Heureux les pauvres en esprit, car le royaume des cieux est à eux !

Dimanche 12 avril – dimanche de Pâques
Heureux les pauvres en esprit, car le royaume des cieux est à eux !
(Makarioi hoi ptôchoi tô pneumati Hoti autôn estin hê basileia tôn ouranôn)

L'Esprit du Seigneur est sur moi,
Parce qu’il m’a oint pour annoncer une bonne nouvelle aux pauvres ;
Il m’a envoyé pour guérir ceux qui ont le cœur brisé,
Pour proclamer aux captifs la délivrance,
Et aux aveugles le recouvrement de la vue,
Pour renvoyer libres les opprimés,
Pour publier une année de grâce du Seigneur.
Ésaïe 61, 1

L'unité poétique des Béatitudes est marquée par des répétitions. La première et la huitième ont en commun d'être au présent, alors que les autres sont au futur, et de faire référence au « royaume des cieux » comme étant la promesse associée aux « makarioi», le pluriel de makarios. Un signe déjà que l'on ne peut jamais être heureux au singulier mais que c'est toujours dans un cadre collectif, au sein d'un peuple, d'une communauté ou d'une société, que le bonheur peut se manifester.

Enregistrements du jeu de données:

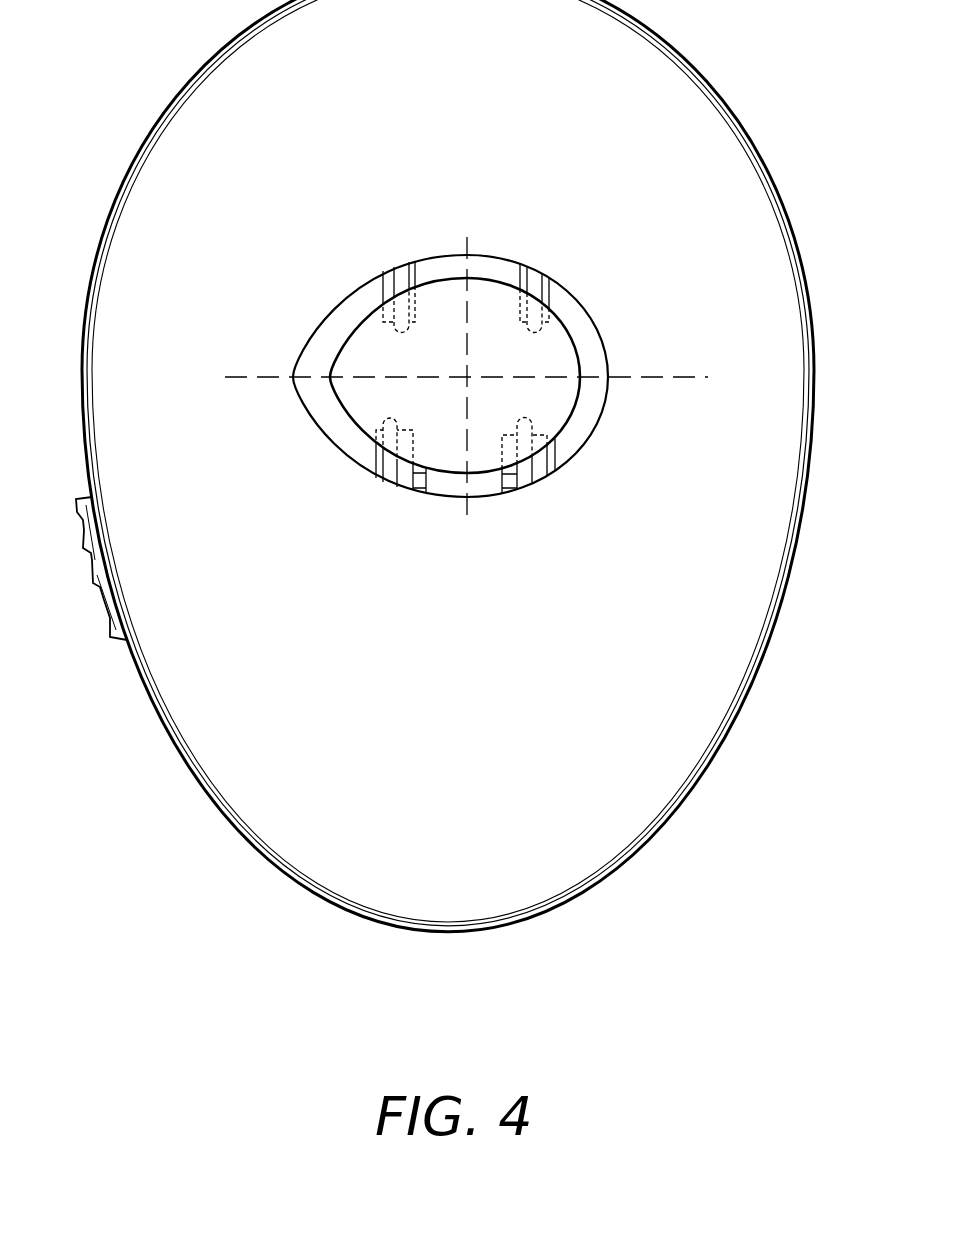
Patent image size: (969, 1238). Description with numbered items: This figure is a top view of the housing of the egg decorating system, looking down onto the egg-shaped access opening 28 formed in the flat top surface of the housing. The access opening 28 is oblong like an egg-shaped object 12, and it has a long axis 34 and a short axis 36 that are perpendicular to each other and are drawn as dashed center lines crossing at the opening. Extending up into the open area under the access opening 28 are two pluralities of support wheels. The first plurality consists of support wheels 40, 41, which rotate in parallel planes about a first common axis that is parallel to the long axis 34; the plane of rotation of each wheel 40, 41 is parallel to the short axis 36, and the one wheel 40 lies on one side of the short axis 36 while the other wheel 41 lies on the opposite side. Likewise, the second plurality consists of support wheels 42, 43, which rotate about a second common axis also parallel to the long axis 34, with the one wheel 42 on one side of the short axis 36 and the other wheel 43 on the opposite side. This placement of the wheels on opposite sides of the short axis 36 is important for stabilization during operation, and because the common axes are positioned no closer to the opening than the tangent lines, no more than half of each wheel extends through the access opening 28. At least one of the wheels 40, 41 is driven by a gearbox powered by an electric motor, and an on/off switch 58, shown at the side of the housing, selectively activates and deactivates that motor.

The egg-shaped object 12 is at (578, 350).
The egg-shaped access opening 28 is at (332, 312).
The long axis 34 is at (637, 380).
The short axis 36 is at (465, 250).
The support wheel 40 is at (398, 282).
The support wheel 41 is at (533, 280).
The support wheel 42 is at (392, 478).
The support wheel 43 is at (538, 482).
The on/off switch 58 is at (85, 523).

▶ **EXERCICES**
[1] Selon le texte sur les Béatitudes, de quel mot « makarioi » est-il le pluriel ?
[2] Recopiez les lignes des enregistrements depuis le début jusqu'à la ligne contenant "The support wheel 41 is at (533, 280)." incluse, en substituant "overhead view" à "top view" sans rien modifier d'autre. N'incluez pas les images dans votre réponse.
Ces enregistrements n'ont aucun rapport avec le texte sur les Béatitudes.

▶ **CORRIGÉ**
[1] Makarios.

[2]
Patent image size: (969, 1238). Description with numbered items: This figure is a overhead view of the housing of the egg decorating system, looking down onto the egg-shaped access opening 28 formed in the flat top surface of the housing. The access opening 28 is oblong like an egg-shaped object 12, and it has a long axis 34 and a short axis 36 that are perpendicular to each other and are drawn as dashed center lines crossing at the opening. Extending up into the open area under the access opening 28 are two pluralities of support wheels. The first plurality consists of support wheels 40, 41, which rotate in parallel planes about a first common axis that is parallel to the long axis 34; the plane of rotation of each wheel 40, 41 is parallel to the short axis 36, and the one wheel 40 lies on one side of the short axis 36 while the other wheel 41 lies on the opposite side. Likewise, the second plurality consists of support wheels 42, 43, which rotate about a second common axis also parallel to the long axis 34, with the one wheel 42 on one side of the short axis 36 and the other wheel 43 on the opposite side. This placement of the wheels on opposite sides of the short axis 36 is important for stabilization during operation, and because the common axes are positioned no closer to the opening than the tangent lines, no more than half of each wheel extends through the access opening 28. At least one of the wheels 40, 41 is driven by a gearbox powered by an electric motor, and an on/off switch 58, shown at the side of the housing, selectively activates and deactivates that motor.

The egg-shaped object 12 is at (578, 350).
The egg-shaped access opening 28 is at (332, 312).
The long axis 34 is at (637, 380).
The short axis 36 is at (465, 250).
The support wheel 40 is at (398, 282).
The support wheel 41 is at (533, 280).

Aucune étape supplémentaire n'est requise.